TASK TO CARRY OUT: Report the count of lines holding "data" in the records, with no other words.

SUPPLIED MATERIAL:
==================================================

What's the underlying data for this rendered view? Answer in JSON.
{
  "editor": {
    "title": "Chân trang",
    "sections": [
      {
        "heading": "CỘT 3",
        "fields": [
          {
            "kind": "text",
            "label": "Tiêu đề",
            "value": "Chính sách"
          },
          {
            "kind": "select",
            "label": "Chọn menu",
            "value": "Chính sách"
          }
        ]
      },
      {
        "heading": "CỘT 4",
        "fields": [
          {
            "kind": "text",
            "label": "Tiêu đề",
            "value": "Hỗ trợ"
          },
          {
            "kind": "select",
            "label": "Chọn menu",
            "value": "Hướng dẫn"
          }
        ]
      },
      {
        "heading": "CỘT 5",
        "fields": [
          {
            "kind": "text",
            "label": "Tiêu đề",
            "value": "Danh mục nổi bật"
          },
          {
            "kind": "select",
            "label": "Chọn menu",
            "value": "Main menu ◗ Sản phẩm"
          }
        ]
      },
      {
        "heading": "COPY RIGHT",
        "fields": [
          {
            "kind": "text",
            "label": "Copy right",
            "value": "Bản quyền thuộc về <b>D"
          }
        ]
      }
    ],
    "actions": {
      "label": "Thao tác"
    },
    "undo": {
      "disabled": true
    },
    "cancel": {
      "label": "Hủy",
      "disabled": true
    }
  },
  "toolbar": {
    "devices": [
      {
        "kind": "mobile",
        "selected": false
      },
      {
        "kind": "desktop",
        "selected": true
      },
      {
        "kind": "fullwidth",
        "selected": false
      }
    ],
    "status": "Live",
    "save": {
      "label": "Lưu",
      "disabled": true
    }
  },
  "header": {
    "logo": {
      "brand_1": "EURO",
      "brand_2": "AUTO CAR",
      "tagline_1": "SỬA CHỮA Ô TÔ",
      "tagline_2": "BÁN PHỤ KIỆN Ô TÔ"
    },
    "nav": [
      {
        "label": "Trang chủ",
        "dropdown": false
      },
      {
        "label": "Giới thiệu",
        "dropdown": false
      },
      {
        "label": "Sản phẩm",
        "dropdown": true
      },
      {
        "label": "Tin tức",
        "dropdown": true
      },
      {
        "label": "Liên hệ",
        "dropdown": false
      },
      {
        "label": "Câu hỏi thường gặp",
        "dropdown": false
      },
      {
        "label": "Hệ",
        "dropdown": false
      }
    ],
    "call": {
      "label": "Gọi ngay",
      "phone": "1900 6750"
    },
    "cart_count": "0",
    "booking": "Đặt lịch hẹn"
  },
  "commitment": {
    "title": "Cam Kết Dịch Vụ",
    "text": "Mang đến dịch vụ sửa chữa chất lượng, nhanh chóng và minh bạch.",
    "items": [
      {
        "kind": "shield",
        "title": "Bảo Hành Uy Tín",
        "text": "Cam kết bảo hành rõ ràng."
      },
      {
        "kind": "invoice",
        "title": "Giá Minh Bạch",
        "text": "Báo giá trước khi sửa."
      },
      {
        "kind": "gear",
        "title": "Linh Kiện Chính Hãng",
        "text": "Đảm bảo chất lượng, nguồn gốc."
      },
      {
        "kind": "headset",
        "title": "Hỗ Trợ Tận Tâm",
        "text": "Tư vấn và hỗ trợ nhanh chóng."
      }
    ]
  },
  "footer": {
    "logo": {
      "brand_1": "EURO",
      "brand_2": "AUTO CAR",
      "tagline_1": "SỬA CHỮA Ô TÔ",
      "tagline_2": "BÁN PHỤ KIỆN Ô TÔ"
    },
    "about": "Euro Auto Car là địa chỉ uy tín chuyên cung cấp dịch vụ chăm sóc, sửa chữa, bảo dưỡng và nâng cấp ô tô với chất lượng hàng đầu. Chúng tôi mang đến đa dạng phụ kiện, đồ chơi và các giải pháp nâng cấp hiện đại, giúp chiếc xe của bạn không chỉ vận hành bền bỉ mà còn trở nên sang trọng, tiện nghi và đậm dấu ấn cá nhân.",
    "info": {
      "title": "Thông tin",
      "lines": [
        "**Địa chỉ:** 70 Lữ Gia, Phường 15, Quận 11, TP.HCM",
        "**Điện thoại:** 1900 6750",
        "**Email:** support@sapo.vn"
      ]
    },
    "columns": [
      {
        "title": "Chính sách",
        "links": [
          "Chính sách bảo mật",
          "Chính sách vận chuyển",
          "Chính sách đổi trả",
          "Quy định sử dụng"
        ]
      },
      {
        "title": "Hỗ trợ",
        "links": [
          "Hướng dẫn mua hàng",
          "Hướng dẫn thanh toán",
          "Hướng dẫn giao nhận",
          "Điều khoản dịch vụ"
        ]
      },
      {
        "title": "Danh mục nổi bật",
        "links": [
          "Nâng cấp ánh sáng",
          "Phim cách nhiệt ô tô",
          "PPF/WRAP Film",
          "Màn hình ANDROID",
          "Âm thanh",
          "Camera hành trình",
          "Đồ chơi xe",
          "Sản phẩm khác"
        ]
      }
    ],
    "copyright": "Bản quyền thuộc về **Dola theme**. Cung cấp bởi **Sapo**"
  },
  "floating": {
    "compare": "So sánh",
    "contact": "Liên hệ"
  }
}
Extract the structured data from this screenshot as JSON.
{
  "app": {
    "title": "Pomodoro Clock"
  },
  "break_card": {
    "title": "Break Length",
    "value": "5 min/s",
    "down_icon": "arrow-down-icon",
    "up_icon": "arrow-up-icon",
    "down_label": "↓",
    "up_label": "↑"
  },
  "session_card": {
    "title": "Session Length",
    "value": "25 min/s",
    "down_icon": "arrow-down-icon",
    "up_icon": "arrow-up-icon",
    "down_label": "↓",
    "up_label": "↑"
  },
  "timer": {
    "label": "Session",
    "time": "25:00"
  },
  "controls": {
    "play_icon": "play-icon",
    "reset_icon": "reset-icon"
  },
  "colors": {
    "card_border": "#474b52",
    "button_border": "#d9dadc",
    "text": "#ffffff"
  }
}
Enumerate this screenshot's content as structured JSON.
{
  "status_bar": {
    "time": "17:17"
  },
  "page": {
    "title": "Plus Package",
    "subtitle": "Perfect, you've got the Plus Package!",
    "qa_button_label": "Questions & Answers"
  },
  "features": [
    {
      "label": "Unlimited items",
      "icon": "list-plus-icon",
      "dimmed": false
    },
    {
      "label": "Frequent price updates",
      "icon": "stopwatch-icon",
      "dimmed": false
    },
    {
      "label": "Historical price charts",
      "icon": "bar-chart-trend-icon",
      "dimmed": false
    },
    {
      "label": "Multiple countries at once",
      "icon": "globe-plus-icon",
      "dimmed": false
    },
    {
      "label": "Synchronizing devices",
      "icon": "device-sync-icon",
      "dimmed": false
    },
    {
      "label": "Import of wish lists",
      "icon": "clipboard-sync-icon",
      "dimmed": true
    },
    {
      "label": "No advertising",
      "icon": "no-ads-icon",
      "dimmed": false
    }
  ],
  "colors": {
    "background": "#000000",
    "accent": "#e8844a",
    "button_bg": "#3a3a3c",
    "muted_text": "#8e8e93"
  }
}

==================================================

OUTPUT: 2